## WORK REQUIRED
Scan the entries below. List each line with "title".

## Stored dataset items
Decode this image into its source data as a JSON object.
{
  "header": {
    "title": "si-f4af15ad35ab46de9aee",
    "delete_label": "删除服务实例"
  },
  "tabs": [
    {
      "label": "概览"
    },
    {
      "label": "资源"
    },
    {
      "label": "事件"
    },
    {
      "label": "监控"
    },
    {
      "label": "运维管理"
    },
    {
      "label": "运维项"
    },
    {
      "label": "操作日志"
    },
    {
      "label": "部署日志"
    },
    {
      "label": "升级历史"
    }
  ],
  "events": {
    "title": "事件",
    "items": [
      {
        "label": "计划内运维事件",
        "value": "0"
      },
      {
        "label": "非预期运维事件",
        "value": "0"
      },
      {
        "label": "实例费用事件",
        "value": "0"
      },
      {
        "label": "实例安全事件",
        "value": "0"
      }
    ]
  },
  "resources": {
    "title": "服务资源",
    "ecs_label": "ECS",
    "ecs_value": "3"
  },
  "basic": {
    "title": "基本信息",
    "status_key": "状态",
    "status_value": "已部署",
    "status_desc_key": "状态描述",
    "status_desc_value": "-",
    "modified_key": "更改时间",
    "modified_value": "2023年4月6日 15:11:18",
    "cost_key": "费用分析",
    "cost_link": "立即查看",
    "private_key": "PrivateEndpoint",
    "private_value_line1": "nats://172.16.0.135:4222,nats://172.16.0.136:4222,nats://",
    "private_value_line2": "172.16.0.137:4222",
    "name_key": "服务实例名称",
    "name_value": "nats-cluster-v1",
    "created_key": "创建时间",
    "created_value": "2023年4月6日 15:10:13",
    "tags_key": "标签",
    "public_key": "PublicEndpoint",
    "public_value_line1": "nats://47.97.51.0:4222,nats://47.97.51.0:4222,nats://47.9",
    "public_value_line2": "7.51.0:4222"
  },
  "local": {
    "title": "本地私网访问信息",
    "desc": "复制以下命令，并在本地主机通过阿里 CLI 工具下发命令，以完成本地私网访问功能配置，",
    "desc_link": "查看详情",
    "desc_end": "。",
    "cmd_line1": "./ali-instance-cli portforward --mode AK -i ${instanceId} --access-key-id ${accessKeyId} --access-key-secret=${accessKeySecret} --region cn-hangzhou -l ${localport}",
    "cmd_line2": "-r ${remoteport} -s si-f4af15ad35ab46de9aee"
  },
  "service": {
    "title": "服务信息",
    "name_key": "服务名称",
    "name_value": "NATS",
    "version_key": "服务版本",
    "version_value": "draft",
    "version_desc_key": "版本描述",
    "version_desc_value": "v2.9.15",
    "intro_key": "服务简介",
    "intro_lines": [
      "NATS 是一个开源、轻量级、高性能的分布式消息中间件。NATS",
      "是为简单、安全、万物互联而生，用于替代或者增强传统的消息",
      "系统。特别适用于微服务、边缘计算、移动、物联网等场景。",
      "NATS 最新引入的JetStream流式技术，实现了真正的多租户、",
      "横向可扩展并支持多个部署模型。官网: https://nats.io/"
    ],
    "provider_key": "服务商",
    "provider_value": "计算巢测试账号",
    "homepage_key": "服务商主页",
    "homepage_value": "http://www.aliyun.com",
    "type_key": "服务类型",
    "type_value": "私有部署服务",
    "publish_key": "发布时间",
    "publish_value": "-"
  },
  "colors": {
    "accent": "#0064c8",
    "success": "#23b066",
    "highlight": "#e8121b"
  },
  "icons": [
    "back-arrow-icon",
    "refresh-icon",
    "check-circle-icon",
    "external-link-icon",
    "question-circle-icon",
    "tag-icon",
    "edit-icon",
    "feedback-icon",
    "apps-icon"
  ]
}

## SOLUTION FOR THIS EXERCISE
    "title": "si-f4af15ad35ab46de9aee",
    "title": "事件",
    "title": "服务资源",
    "title": "基本信息",
    "title": "本地私网访问信息",
    "title": "服务信息",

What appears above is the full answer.